* _The exercise_: State how many lines in the entries below contain "interesting". Write nothing but the number.

* _Dataset rows_:
....
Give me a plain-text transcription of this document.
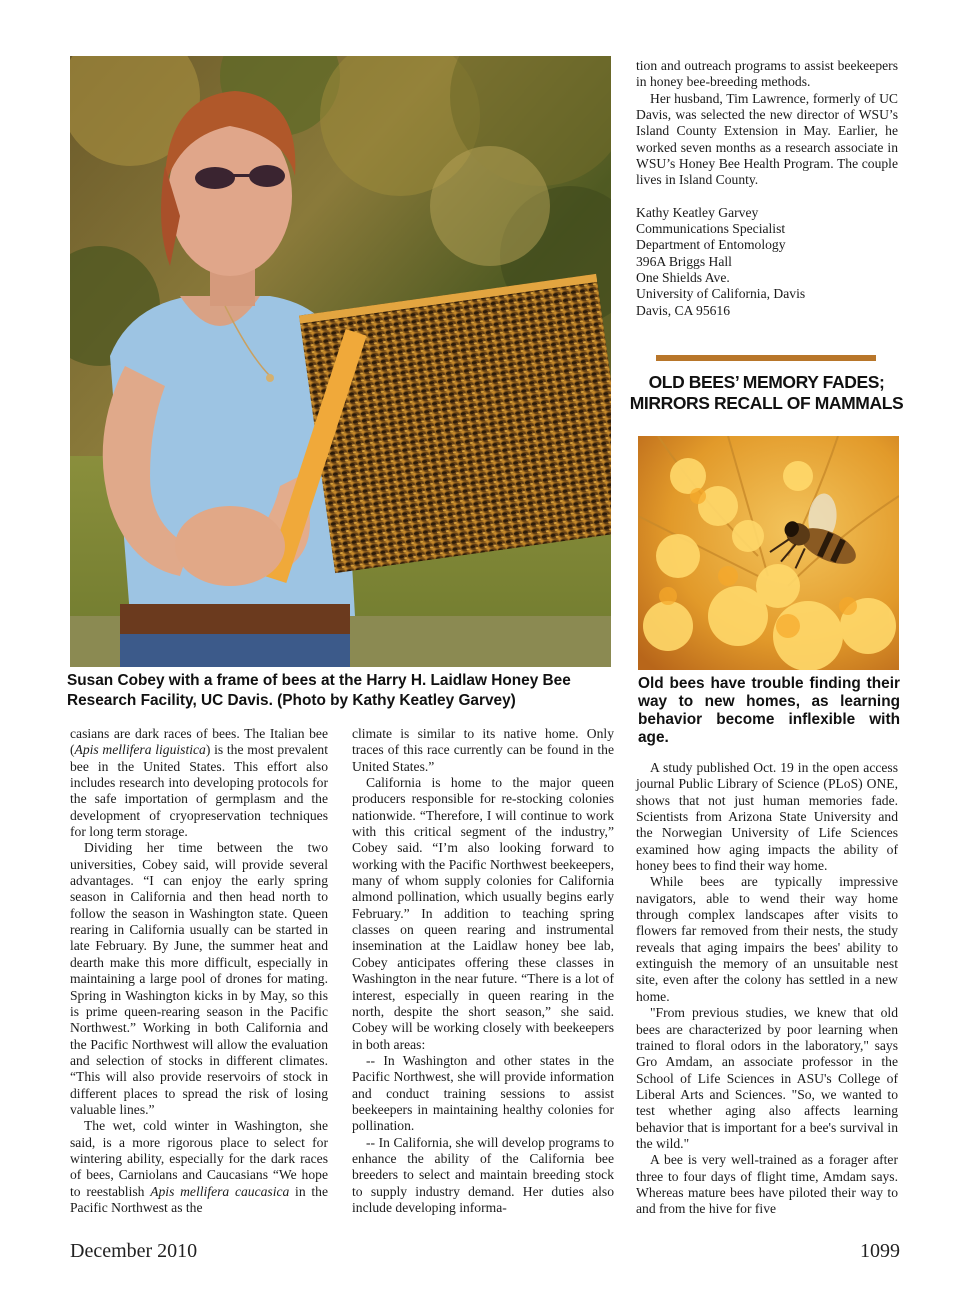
Susan Cobey with a frame of bees at the Harry H. Laidlaw Honey Bee Research Facility, UC Davis. (Photo by Kathy Keatley Garvey)

casians are dark races of bees. The Italian bee (Apis mellifera liguistica) is the most prevalent bee in the United States. This effort also includes research into developing protocols for the safe importation of germplasm and the development of cryopreservation techniques for long term storage.

Dividing her time between the two universities, Cobey said, will provide several advantages. “I can enjoy the early spring season in California and then head north to follow the season in Washington state. Queen rearing in California usually can be started in late February. By June, the summer heat and dearth make this more difficult, especially in maintaining a large pool of drones for mating. Spring in Washington kicks in by May, so this is prime queen-rearing season in the Pacific Northwest.” Working in both California and the Pacific Northwest will allow the evaluation and selection of stocks in different climates. “This will also provide reservoirs of stock in different places to spread the risk of losing valuable lines.”

The wet, cold winter in Washington, she said, is a more rigorous place to select for wintering ability, especially for the dark races of bees, Carniolans and Caucasians “We hope to reestablish Apis mellifera caucasica in the Pacific Northwest as the

climate is similar to its native home. Only traces of this race currently can be found in the United States.”

California is home to the major queen producers responsible for re-stocking colonies nationwide. “Therefore, I will continue to work with this critical segment of the industry,” Cobey said. “I’m also looking forward to working with the Pacific Northwest beekeepers, many of whom supply colonies for California almond pollination, which usually begins early February.” In addition to teaching spring classes on queen rearing and instrumental insemination at the Laidlaw honey bee lab, Cobey anticipates offering these classes in Washington in the near future. “There is a lot of interest, especially in queen rearing in the north, despite the short season,” she said. Cobey will be working closely with beekeepers in both areas:

-- In Washington and other states in the Pacific Northwest, she will provide information and conduct training sessions to assist beekeepers in maintaining healthy colonies for pollination.

-- In California, she will develop programs to enhance the ability of the California bee breeders to select and maintain breeding stock to supply industry demand. Her duties also include developing informa-

tion and outreach programs to assist beekeepers in honey bee-breeding methods.

Her husband, Tim Lawrence, formerly of UC Davis, was selected the new director of WSU’s Island County Extension in May. Earlier, he worked seven months as a research associate in WSU’s Honey Bee Health Program. The couple lives in Island County.

Kathy Keatley Garvey
Communications Specialist
Department of Entomology
396A Briggs Hall
One Shields Ave.
University of California, Davis
Davis, CA 95616
OLD BEES’ MEMORY FADES;
MIRRORS RECALL OF MAMMALS
Old bees have trouble finding their way to new homes, as learning behavior become inflexible with age.

A study published Oct. 19 in the open access journal Public Library of Science (PLoS) ONE, shows that not just human memories fade. Scientists from Arizona State University and the Norwegian University of Life Sciences examined how aging impacts the ability of honey bees to find their way home.

While bees are typically impressive navigators, able to wend their way home through complex landscapes after visits to flowers far removed from their nests, the study reveals that aging impairs the bees' ability to extinguish the memory of an unsuitable nest site, even after the colony has settled in a new home.

"From previous studies, we knew that old bees are characterized by poor learning when trained to floral odors in the laboratory," says Gro Amdam, an associate professor in the School of Life Sciences in ASU's College of Liberal Arts and Sciences. "So, we wanted to test whether aging also affects learning behavior that is important for a bee's survival in the wild."

A bee is very well-trained as a forager after three to four days of flight time, Amdam says. Whereas mature bees have piloted their way to and from the hive for five

December 2010	1099
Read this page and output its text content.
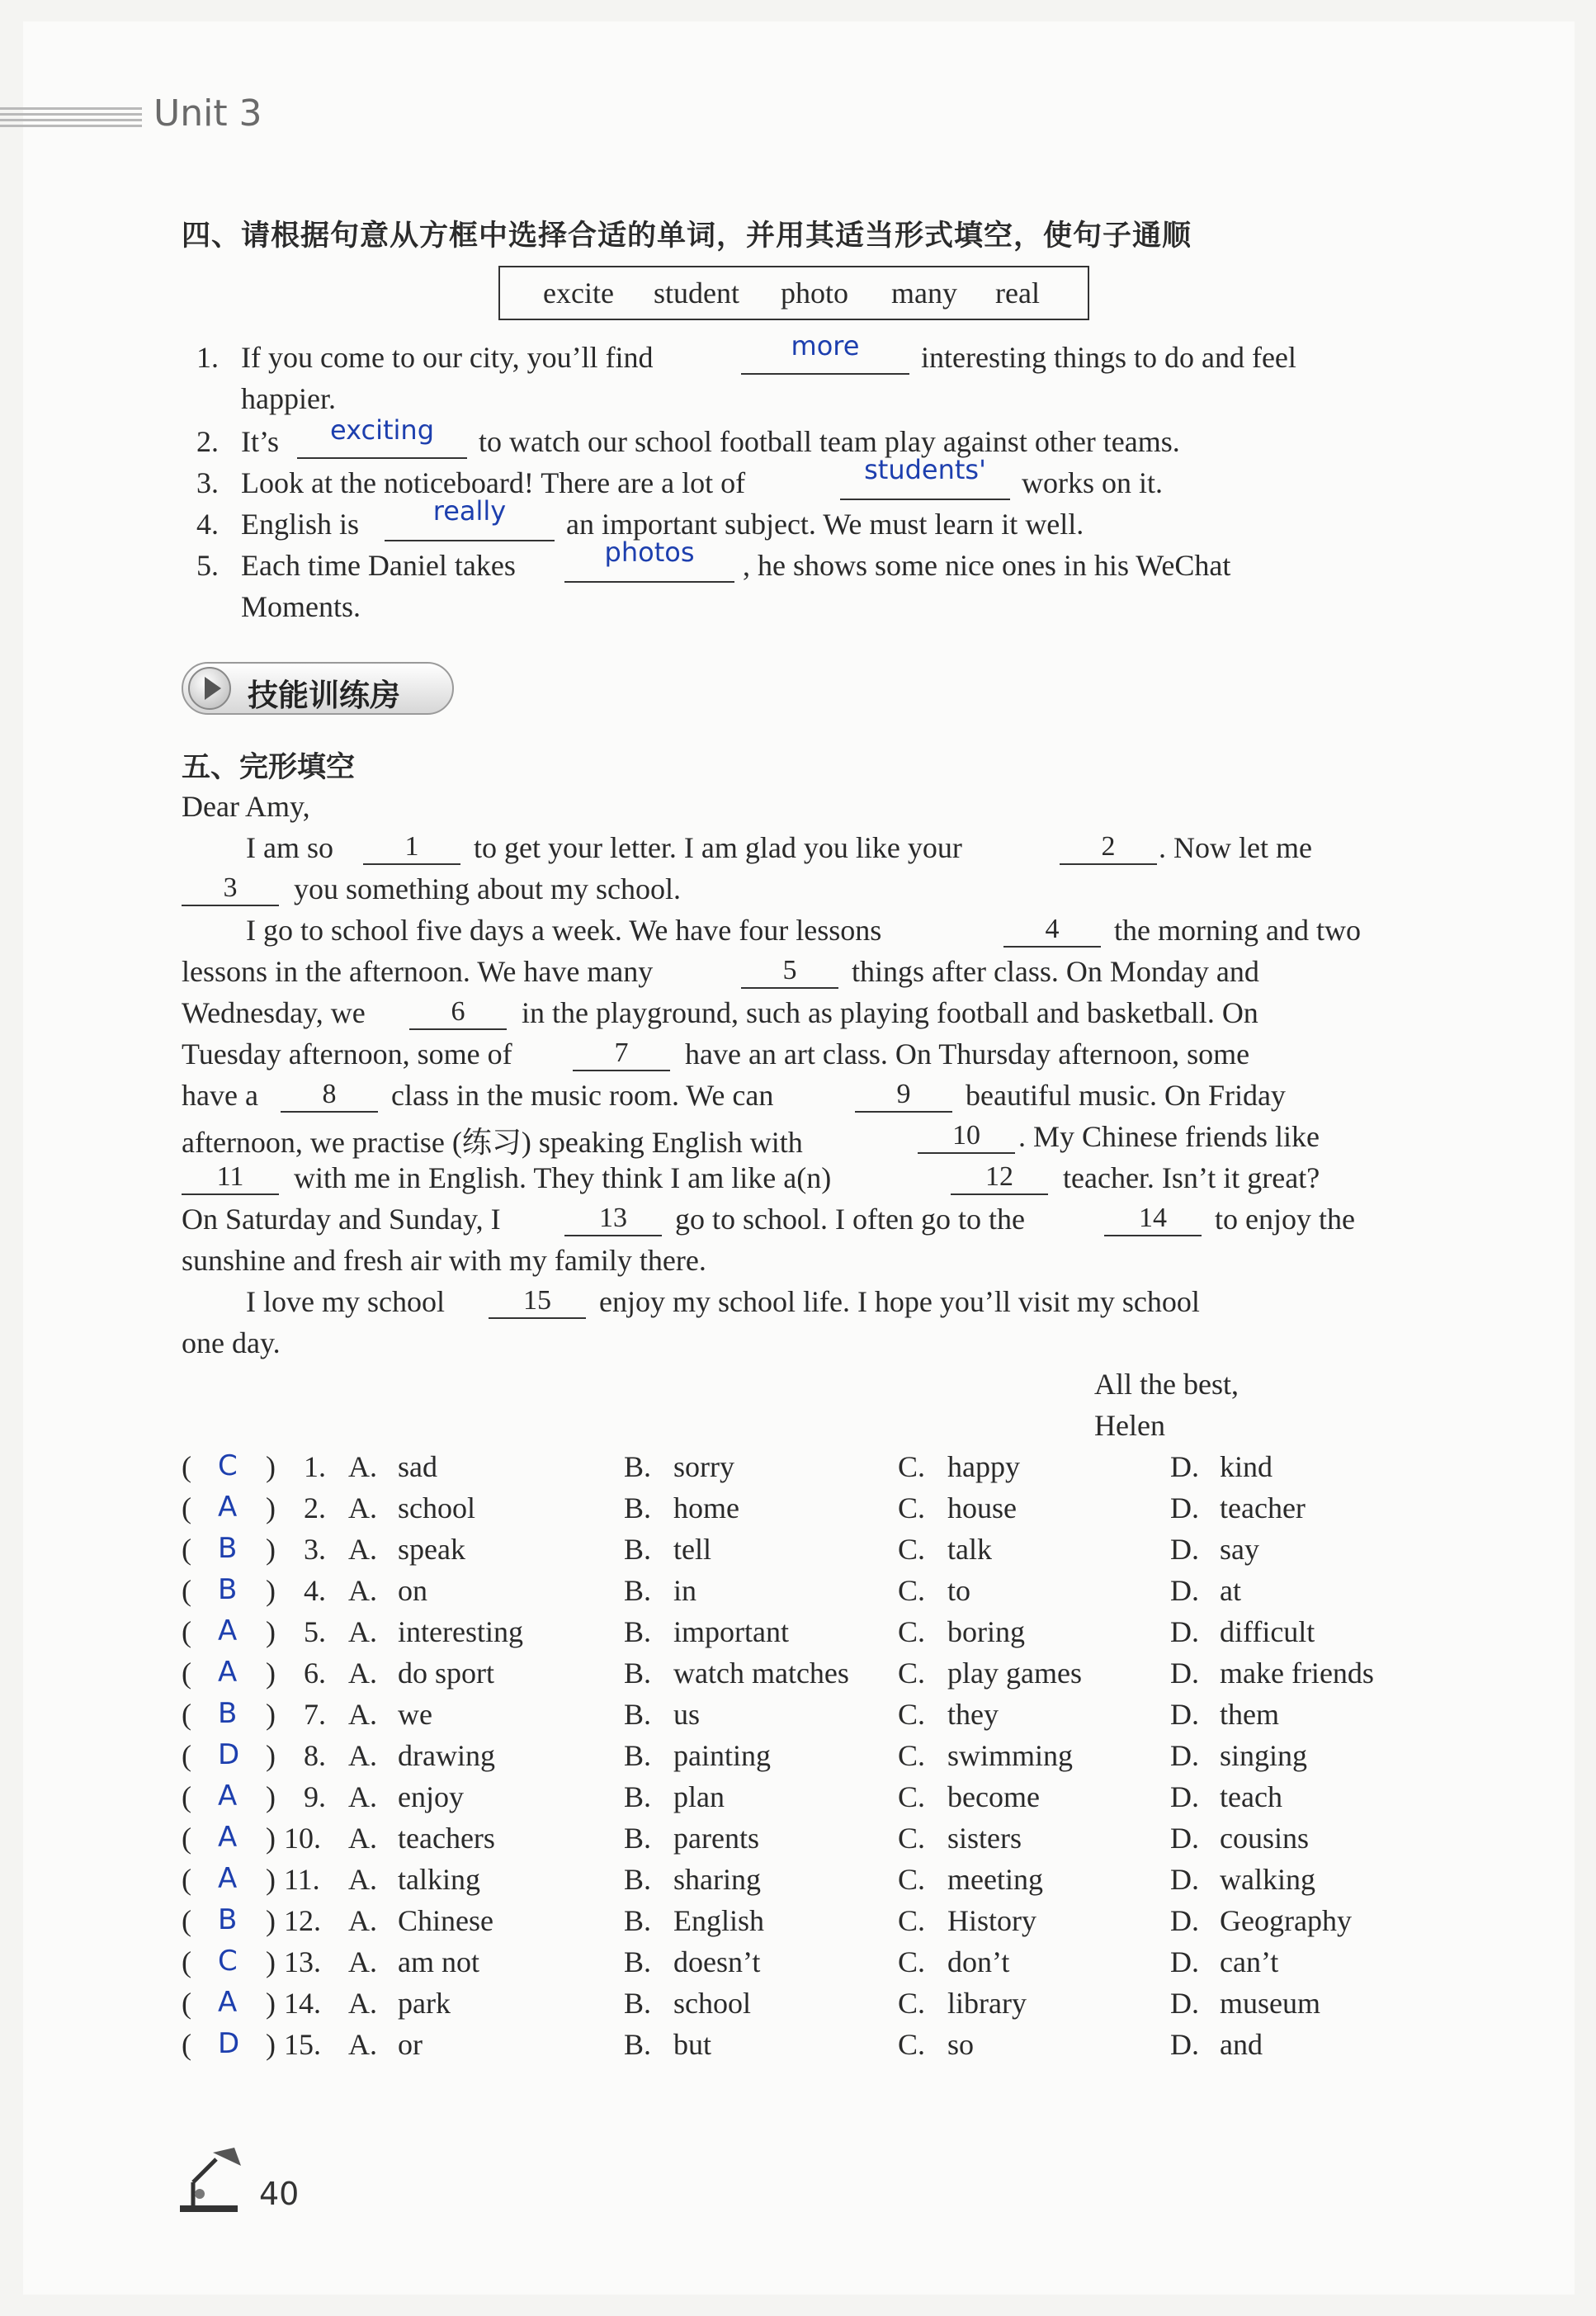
Unit 3
四、请根据句意从方框中选择合适的单词，并用其适当形式填空，使句子通顺
excite student photo many real
1. If you come to our city, you’ll find	more	interesting things to do and feel
happier.
2. It’s	exciting	to watch our school football team play against other teams.
3. Look at the noticeboard! There are a lot of	students'	works on it.
4. English is	really	an important subject. We must learn it well.
5. Each time Daniel takes	photos	, he shows some nice ones in his WeChat
Moments.
技能训练房
五、完形填空
Dear Amy,
I am so	1	to get your letter. I am glad you like your	2	. Now let me
3	you something about my school.
I go to school five days a week. We have four lessons	4	the morning and two
lessons in the afternoon. We have many	5	things after class. On Monday and
Wednesday, we	6	in the playground, such as playing football and basketball. On
Tuesday afternoon, some of	7	have an art class. On Thursday afternoon, some
have a	8	class in the music room. We can	9	beautiful music. On Friday
afternoon, we practise (练习) speaking English with	10	. My Chinese friends like
11	with me in English. They think I am like a(n)	12	teacher. Isn’t it great?
On Saturday and Sunday, I	13	go to school. I often go to the	14	to enjoy the
sunshine and fresh air with my family there.
I love my school	15	enjoy my school life. I hope you’ll visit my school
one day.
All the best,
Helen
( C ) 1. A. sad	B. sorry	C. happy	D. kind
( A ) 2. A. school	B. home	C. house	D. teacher
( B ) 3. A. speak	B. tell	C. talk	D. say
( B ) 4. A. on	B. in	C. to	D. at
( A ) 5. A. interesting	B. important	C. boring	D. difficult
( A ) 6. A. do sport	B. watch matches C. play games	D. make friends
( B ) 7. A. we	B. us	C. they	D. them
( D ) 8. A. drawing	B. painting	C. swimming	D. singing
( A ) 9. A. enjoy	B. plan	C. become	D. teach
( A ) 10. A. teachers	B. parents	C. sisters	D. cousins
( A ) 11. A. talking	B. sharing	C. meeting	D. walking
( B ) 12. A. Chinese	B. English	C. History	D. Geography
( C ) 13. A. am not	B. doesn’t	C. don’t	D. can’t
( A ) 14. A. park	B. school	C. library	D. museum
( D ) 15. A. or	B. but	C. so	D. and
40
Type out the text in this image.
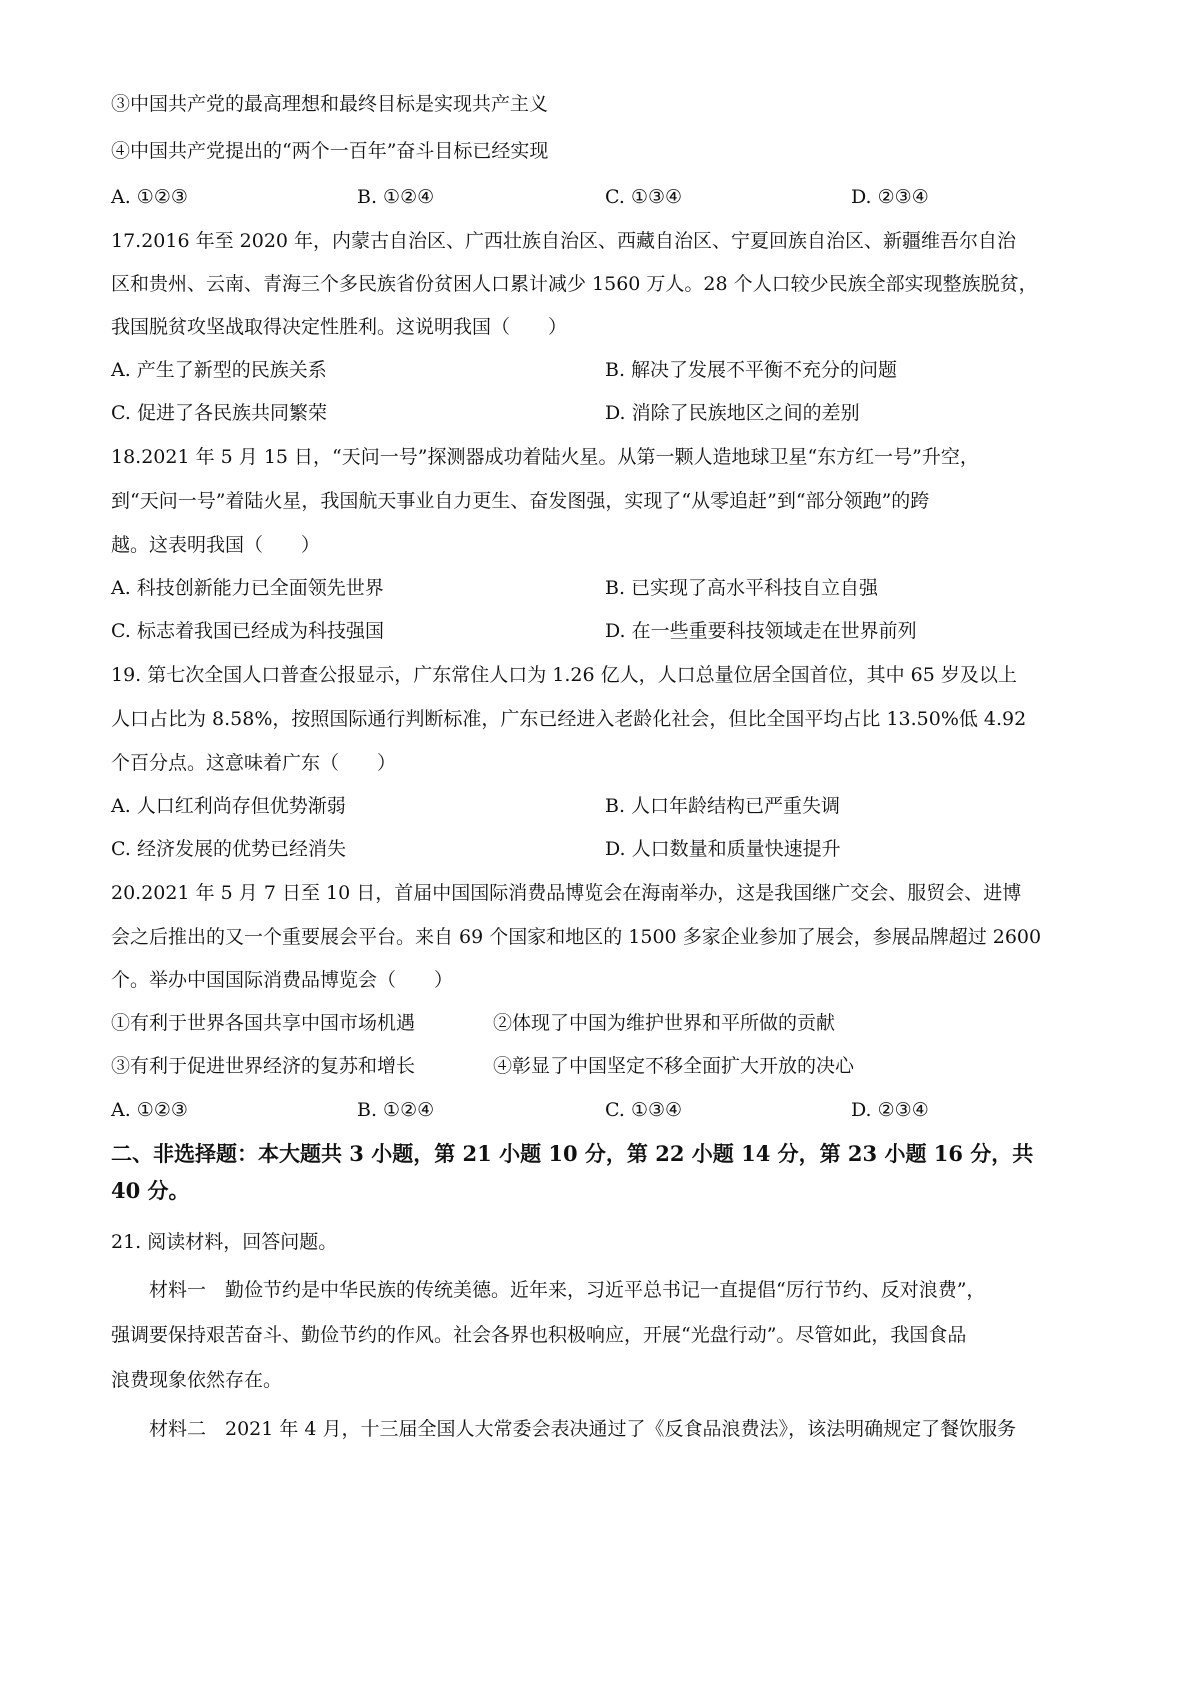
③中国共产党的最高理想和最终目标是实现共产主义
④中国共产党提出的“两个一百年”奋斗目标已经实现
A. ①②③	B. ①②④	C. ①③④	D. ②③④
17.2016 年至 2020 年，内蒙古自治区、广西壮族自治区、西藏自治区、宁夏回族自治区、新疆维吾尔自治
区和贵州、云南、青海三个多民族省份贫困人口累计减少 1560 万人。28 个人口较少民族全部实现整族脱贫，
我国脱贫攻坚战取得决定性胜利。这说明我国（　　）
A. 产生了新型的民族关系	B. 解决了发展不平衡不充分的问题
C. 促进了各民族共同繁荣	D. 消除了民族地区之间的差别
18.2021 年 5 月 15 日，“天问一号”探测器成功着陆火星。从第一颗人造地球卫星“东方红一号”升空，
到“天问一号”着陆火星，我国航天事业自力更生、奋发图强，实现了“从零追赶”到“部分领跑”的跨
越。这表明我国（　　）
A. 科技创新能力已全面领先世界	B. 已实现了高水平科技自立自强
C. 标志着我国已经成为科技强国	D. 在一些重要科技领域走在世界前列
19. 第七次全国人口普查公报显示，广东常住人口为 1.26 亿人，人口总量位居全国首位，其中 65 岁及以上
人口占比为 8.58%，按照国际通行判断标准，广东已经进入老龄化社会，但比全国平均占比 13.50%低 4.92
个百分点。这意味着广东（　　）
A. 人口红利尚存但优势渐弱	B. 人口年龄结构已严重失调
C. 经济发展的优势已经消失	D. 人口数量和质量快速提升
20.2021 年 5 月 7 日至 10 日，首届中国国际消费品博览会在海南举办，这是我国继广交会、服贸会、进博
会之后推出的又一个重要展会平台。来自 69 个国家和地区的 1500 多家企业参加了展会，参展品牌超过 2600
个。举办中国国际消费品博览会（　　）
①有利于世界各国共享中国市场机遇	②体现了中国为维护世界和平所做的贡献
③有利于促进世界经济的复苏和增长	④彰显了中国坚定不移全面扩大开放的决心
A. ①②③	B. ①②④	C. ①③④	D. ②③④
二、非选择题：本大题共 3 小题，第 21 小题 10 分，第 22 小题 14 分，第 23 小题 16 分，共
40 分。
21. 阅读材料，回答问题。
　　材料一　勤俭节约是中华民族的传统美德。近年来，习近平总书记一直提倡“厉行节约、反对浪费”，
强调要保持艰苦奋斗、勤俭节约的作风。社会各界也积极响应，开展“光盘行动”。尽管如此，我国食品
浪费现象依然存在。
　　材料二　2021 年 4 月，十三届全国人大常委会表决通过了《反食品浪费法》，该法明确规定了餐饮服务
....
* _Answer to this task_: 2